* _Task details_:
Reproduce the rows in the part that opens with the line containing "check-icon [34,594,52,610]" and closes with the line containing "caret-down-icon [320,174,331,180]", swapping "Nachricht senden" for "Nachricht schreiben" and leaving everything else unchanged.

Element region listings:
————————
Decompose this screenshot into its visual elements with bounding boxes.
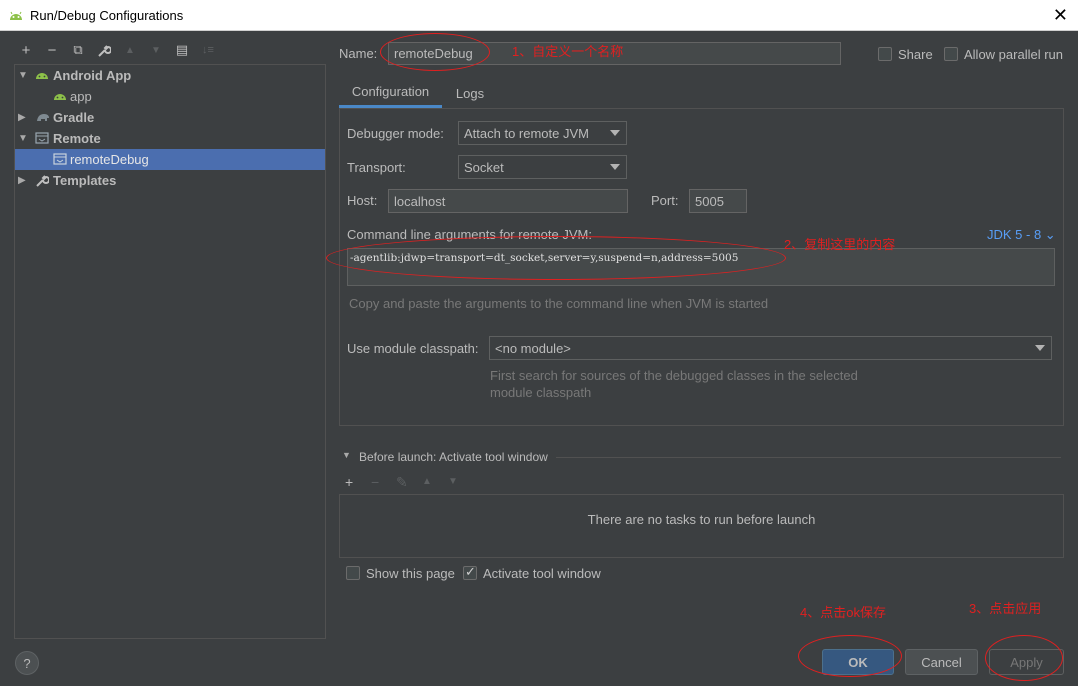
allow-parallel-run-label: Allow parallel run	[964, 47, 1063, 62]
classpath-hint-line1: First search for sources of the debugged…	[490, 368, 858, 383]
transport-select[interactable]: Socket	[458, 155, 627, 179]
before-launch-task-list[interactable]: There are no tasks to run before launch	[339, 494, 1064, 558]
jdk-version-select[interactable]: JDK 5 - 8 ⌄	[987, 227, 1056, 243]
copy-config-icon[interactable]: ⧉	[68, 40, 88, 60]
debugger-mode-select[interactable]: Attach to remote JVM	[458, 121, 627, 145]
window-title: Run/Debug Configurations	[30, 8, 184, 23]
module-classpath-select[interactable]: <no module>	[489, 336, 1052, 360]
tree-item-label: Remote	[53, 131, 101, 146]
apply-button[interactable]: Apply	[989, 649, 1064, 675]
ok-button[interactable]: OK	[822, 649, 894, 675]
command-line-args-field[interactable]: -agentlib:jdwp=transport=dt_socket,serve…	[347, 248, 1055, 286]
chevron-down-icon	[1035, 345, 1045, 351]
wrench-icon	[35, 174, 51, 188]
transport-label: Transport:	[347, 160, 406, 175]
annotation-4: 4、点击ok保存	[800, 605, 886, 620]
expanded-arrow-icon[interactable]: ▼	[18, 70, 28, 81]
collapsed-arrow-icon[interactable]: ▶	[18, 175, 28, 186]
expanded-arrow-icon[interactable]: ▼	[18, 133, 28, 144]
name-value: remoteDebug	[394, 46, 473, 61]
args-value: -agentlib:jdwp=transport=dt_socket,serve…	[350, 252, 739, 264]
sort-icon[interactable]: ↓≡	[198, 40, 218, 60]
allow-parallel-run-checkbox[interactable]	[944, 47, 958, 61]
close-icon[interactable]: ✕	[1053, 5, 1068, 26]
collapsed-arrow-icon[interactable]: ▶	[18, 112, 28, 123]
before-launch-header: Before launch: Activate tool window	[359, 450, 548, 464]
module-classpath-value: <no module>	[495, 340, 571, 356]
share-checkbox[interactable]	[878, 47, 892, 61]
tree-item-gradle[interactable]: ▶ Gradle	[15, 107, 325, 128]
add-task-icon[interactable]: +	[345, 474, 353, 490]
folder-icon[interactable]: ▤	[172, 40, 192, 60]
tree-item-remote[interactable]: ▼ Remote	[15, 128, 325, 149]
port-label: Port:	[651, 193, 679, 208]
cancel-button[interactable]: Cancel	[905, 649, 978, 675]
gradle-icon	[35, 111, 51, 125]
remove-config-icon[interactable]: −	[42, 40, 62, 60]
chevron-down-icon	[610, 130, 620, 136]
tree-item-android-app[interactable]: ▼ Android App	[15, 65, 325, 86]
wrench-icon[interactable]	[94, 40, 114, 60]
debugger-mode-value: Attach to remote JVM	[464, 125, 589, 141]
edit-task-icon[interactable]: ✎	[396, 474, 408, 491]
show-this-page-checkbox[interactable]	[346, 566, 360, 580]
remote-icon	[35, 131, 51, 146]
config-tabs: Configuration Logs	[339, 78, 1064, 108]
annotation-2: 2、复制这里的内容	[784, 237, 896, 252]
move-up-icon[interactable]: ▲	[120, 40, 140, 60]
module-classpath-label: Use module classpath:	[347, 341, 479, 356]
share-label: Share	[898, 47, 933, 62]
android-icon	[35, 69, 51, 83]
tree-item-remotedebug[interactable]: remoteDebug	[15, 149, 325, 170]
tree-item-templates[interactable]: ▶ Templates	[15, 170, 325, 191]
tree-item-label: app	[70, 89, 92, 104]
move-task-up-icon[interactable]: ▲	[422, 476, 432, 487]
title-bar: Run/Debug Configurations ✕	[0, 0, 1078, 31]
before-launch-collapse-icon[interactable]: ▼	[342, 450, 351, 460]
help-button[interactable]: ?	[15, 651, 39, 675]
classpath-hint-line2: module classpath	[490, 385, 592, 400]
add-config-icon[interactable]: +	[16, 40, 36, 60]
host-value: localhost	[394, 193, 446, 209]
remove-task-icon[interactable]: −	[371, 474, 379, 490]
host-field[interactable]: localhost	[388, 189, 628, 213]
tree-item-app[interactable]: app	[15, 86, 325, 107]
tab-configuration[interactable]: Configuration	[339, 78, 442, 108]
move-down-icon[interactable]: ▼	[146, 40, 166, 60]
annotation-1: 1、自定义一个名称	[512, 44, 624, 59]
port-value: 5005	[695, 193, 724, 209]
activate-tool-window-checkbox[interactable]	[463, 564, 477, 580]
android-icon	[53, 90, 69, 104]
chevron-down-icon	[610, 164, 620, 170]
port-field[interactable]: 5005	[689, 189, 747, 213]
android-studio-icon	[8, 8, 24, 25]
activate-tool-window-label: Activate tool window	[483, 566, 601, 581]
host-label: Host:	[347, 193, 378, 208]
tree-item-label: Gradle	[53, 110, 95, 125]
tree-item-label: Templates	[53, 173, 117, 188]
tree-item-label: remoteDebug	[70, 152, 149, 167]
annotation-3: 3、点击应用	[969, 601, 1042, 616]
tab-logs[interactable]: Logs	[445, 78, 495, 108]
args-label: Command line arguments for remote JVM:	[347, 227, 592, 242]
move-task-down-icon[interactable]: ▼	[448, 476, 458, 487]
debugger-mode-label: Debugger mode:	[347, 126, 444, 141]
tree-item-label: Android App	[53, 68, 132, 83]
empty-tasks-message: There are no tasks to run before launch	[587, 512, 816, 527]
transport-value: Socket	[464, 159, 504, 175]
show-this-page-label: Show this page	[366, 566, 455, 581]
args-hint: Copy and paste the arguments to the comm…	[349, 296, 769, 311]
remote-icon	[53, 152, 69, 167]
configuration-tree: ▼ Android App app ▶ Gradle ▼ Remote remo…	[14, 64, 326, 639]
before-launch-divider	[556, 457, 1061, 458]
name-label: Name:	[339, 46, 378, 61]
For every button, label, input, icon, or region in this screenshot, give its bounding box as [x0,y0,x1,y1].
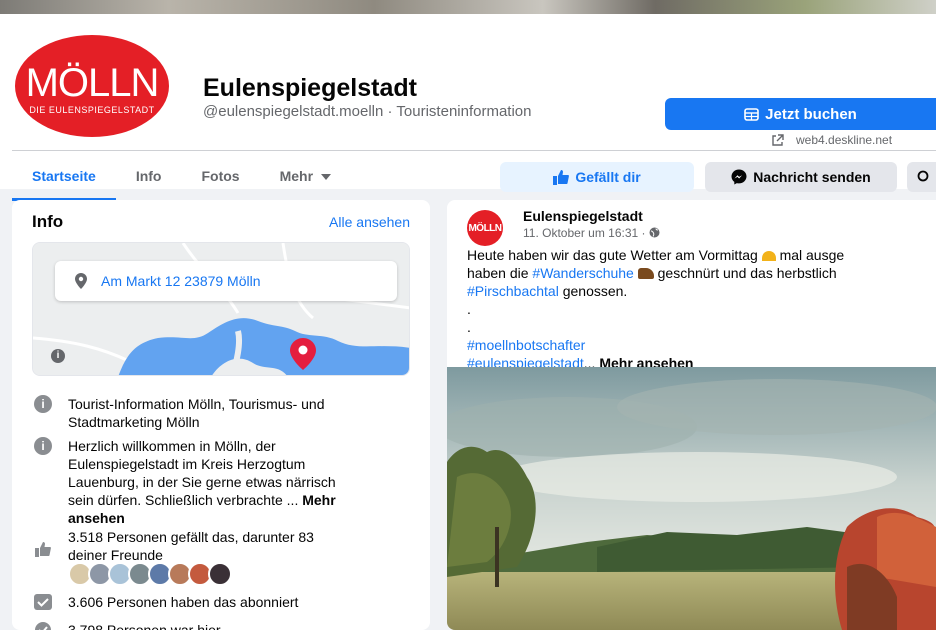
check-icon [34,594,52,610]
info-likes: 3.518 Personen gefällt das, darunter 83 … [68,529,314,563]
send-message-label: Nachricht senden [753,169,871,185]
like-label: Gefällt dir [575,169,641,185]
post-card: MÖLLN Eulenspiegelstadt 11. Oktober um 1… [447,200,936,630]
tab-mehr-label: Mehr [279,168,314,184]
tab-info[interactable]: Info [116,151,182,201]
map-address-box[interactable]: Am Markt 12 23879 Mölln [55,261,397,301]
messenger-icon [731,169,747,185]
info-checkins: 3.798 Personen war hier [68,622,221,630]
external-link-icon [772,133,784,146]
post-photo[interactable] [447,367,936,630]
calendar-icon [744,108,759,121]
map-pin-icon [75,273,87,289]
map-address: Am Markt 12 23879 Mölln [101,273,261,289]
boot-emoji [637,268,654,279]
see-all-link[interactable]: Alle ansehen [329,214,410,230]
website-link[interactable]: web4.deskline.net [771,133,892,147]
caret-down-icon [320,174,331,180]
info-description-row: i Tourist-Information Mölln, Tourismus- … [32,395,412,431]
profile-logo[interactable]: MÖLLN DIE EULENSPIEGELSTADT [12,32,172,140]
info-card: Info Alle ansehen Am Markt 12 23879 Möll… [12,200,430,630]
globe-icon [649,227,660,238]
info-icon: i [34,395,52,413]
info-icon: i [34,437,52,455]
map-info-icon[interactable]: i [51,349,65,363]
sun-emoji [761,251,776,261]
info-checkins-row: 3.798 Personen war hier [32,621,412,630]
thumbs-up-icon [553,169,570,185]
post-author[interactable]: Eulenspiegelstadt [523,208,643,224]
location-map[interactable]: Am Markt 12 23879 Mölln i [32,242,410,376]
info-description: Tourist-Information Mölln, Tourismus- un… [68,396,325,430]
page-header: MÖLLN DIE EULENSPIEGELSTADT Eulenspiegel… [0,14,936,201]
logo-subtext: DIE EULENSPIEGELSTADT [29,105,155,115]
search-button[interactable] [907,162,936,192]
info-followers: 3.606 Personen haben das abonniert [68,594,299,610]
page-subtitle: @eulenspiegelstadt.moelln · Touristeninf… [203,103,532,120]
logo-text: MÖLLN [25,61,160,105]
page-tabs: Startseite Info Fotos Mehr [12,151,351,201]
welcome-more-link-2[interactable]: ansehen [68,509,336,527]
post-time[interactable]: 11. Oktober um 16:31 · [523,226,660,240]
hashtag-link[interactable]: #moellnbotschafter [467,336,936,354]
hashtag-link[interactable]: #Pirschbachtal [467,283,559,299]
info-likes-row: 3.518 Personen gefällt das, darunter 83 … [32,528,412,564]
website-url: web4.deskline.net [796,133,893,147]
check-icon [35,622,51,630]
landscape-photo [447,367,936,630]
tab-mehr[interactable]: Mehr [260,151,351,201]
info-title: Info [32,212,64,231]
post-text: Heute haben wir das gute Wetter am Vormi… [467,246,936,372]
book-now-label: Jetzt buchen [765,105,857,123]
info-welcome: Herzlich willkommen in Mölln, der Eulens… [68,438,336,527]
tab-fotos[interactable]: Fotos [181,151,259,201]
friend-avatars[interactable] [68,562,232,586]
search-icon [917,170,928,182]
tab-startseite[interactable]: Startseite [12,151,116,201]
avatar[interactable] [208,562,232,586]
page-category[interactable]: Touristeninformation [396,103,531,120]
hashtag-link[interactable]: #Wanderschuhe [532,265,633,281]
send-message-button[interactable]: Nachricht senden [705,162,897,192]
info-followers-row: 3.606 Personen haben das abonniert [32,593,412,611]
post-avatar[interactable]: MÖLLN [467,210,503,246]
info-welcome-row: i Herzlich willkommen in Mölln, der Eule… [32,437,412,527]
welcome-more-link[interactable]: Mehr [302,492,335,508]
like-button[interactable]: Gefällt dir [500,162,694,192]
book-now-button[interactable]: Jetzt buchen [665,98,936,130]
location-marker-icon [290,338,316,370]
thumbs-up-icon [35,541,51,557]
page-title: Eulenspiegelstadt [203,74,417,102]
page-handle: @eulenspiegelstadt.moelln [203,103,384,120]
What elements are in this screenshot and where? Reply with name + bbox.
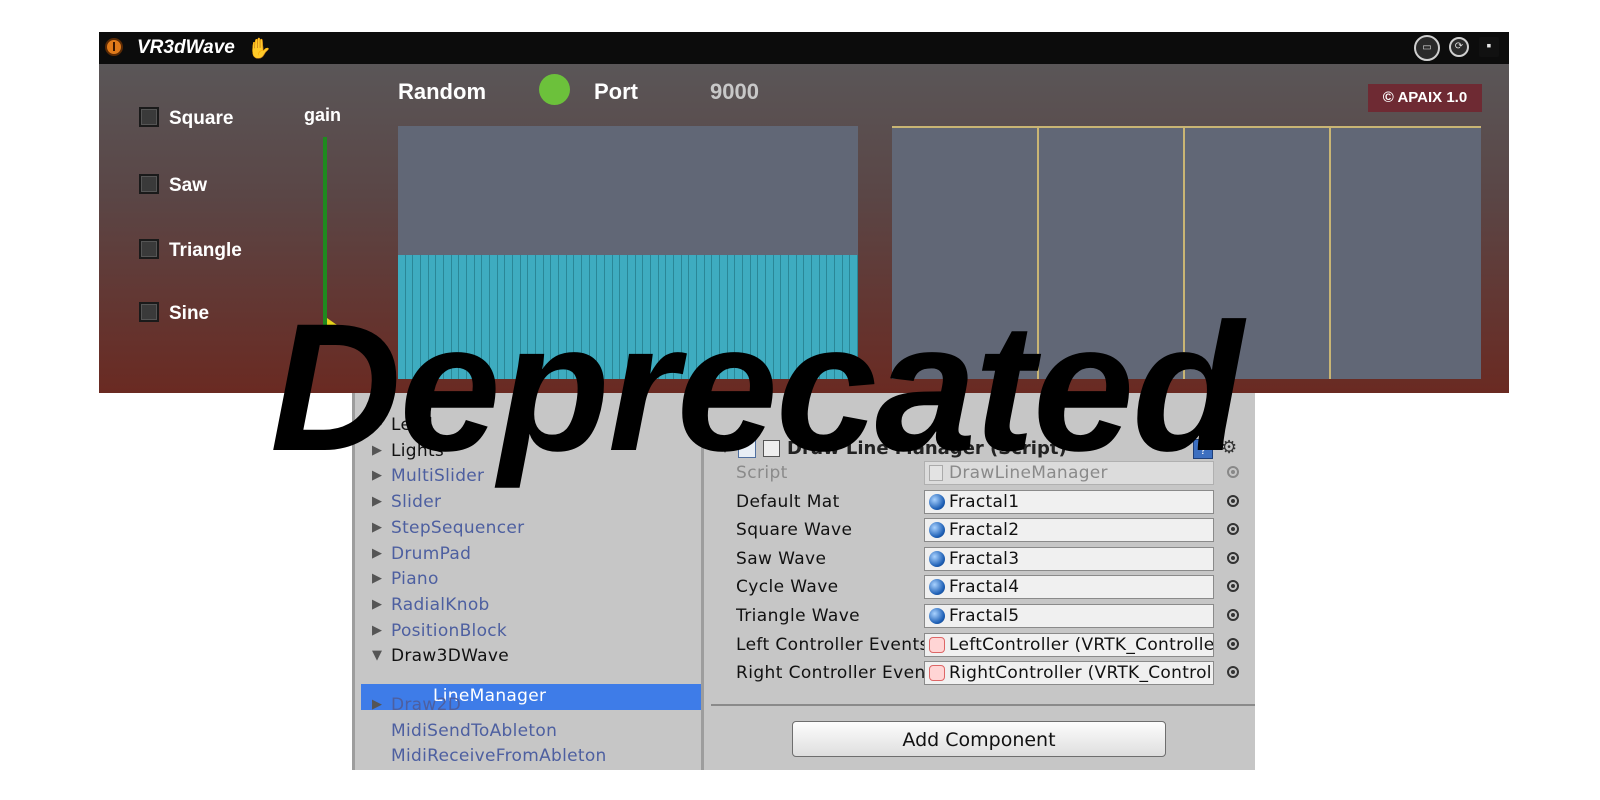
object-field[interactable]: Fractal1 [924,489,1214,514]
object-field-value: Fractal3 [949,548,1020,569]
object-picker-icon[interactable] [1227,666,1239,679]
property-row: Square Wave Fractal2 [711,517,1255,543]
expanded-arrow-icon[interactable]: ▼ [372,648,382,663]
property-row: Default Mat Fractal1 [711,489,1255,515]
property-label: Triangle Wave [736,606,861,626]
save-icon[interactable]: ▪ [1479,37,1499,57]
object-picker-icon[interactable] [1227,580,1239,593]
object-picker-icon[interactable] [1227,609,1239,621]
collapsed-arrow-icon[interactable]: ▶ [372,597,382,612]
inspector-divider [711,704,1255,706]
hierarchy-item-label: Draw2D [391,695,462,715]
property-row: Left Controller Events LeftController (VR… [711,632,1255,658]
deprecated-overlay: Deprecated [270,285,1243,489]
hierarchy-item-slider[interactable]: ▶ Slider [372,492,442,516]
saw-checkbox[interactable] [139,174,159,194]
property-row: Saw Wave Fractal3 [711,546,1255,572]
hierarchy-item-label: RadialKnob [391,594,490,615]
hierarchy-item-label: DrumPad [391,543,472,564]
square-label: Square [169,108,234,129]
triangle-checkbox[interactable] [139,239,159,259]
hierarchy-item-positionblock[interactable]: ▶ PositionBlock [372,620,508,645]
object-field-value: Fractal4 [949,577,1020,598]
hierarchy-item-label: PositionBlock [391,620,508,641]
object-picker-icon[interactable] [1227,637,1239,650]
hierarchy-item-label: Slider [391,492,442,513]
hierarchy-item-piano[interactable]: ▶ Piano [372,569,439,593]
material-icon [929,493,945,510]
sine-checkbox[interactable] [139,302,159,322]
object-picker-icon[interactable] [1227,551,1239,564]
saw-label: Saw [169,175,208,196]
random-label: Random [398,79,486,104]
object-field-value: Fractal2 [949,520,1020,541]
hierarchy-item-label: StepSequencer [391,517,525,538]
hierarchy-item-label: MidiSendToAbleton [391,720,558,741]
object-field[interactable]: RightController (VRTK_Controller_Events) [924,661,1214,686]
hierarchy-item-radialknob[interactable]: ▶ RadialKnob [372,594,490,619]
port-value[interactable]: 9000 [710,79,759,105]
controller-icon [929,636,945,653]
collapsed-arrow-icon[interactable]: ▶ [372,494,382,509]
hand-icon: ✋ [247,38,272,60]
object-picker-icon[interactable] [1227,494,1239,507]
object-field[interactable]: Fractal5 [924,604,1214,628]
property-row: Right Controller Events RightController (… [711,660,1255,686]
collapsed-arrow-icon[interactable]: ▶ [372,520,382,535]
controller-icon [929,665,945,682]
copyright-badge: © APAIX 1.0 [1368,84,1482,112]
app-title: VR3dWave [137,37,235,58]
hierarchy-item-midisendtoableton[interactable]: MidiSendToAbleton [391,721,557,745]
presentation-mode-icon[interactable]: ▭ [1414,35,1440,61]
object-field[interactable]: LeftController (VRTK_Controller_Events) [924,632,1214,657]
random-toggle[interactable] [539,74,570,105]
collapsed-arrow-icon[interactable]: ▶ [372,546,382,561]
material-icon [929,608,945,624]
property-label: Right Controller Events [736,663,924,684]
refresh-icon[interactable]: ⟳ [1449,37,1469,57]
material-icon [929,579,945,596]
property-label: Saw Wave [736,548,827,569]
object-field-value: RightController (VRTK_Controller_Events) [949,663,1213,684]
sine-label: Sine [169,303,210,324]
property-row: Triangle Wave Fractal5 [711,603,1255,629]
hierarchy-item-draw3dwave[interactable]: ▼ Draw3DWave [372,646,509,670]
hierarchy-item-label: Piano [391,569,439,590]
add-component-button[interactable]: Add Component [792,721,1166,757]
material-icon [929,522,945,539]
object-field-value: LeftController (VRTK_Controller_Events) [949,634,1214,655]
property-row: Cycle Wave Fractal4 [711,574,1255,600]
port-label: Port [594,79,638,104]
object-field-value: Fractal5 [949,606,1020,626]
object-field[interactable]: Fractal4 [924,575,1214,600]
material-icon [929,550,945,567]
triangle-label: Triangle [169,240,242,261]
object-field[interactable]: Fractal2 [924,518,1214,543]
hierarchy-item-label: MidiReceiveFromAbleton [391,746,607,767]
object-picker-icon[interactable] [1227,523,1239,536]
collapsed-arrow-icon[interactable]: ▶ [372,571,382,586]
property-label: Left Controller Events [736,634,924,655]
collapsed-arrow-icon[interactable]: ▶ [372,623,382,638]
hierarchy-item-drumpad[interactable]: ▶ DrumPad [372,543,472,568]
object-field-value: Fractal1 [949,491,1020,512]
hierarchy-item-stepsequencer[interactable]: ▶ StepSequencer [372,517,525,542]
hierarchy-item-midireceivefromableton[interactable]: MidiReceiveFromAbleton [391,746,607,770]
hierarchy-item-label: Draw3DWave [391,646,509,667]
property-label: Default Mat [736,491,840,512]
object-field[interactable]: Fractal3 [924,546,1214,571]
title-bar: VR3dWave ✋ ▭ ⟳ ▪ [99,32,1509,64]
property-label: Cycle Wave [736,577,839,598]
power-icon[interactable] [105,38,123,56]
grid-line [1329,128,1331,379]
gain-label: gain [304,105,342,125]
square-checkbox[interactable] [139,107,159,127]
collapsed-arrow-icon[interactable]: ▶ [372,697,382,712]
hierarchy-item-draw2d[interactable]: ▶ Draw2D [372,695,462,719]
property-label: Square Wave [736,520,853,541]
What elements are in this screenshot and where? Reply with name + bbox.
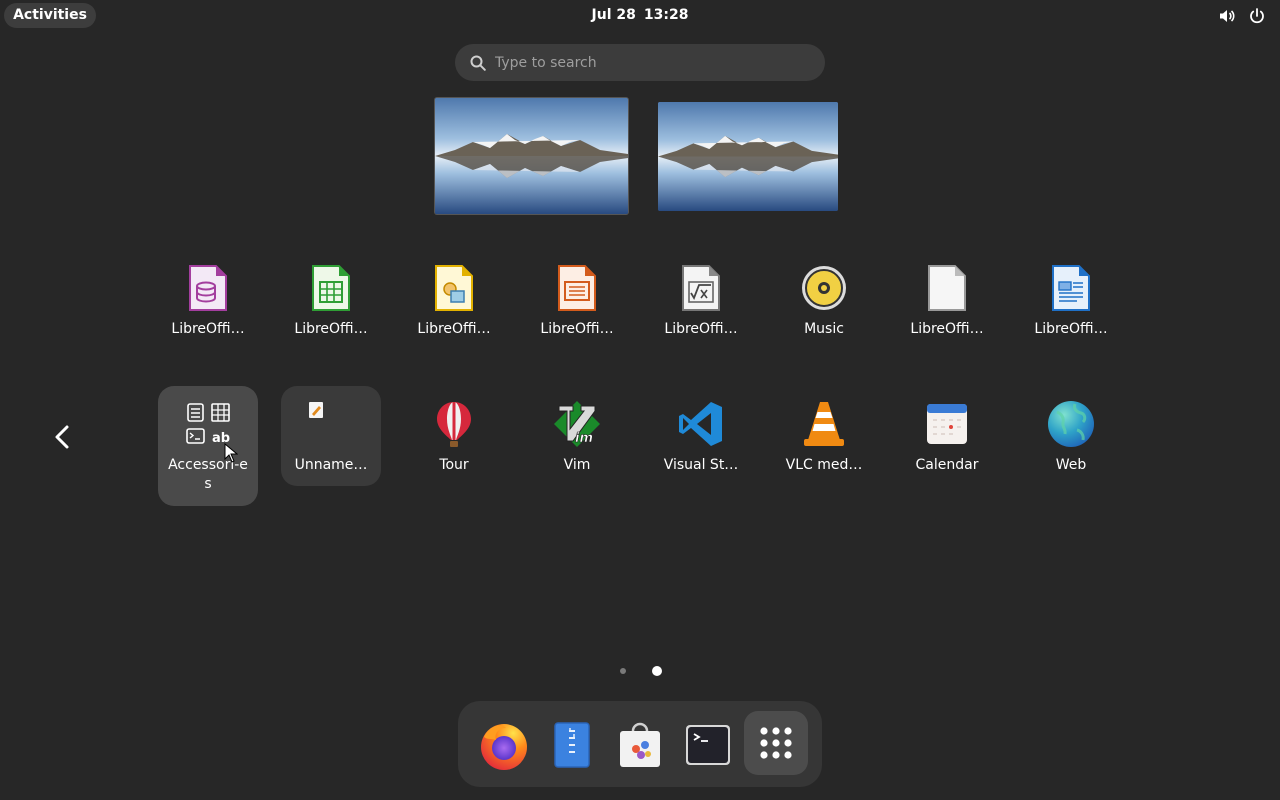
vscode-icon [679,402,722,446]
————————
* _Written answer_:
check-icon [34,594,52,610]
info-likes: 3.518 Personen gefällt das, darunter 83 … [68,529,314,563]
send-message-label: Nachricht schreiben [753,169,871,185]
like-label: Gefällt dir [575,169,641,185]
post-card: MÖLLN Eulenspiegelstadt 11. Oktober um 1… [447,200,936,630]
tab-mehr-label: Mehr [279,168,314,184]
tab-info[interactable]: Info [116,151,182,201]
map-address-box[interactable]: Am Markt 12 23879 Mölln [55,261,397,301]
messenger-icon [731,169,747,185]
info-checkins: 3.798 Personen war hier [68,622,221,630]
external-link-icon [772,133,784,146]
post-photo[interactable] [447,367,936,630]
calendar-icon [744,108,759,121]
map-pin-icon [75,273,87,289]
map-address: Am Markt 12 23879 Mölln [101,273,261,289]
boot-emoji [637,268,654,279]
see-all-link[interactable]: Alle ansehen [329,214,410,230]
website-link[interactable]: web4.deskline.net [771,133,892,147]
caret-down-icon [320,174,331,180]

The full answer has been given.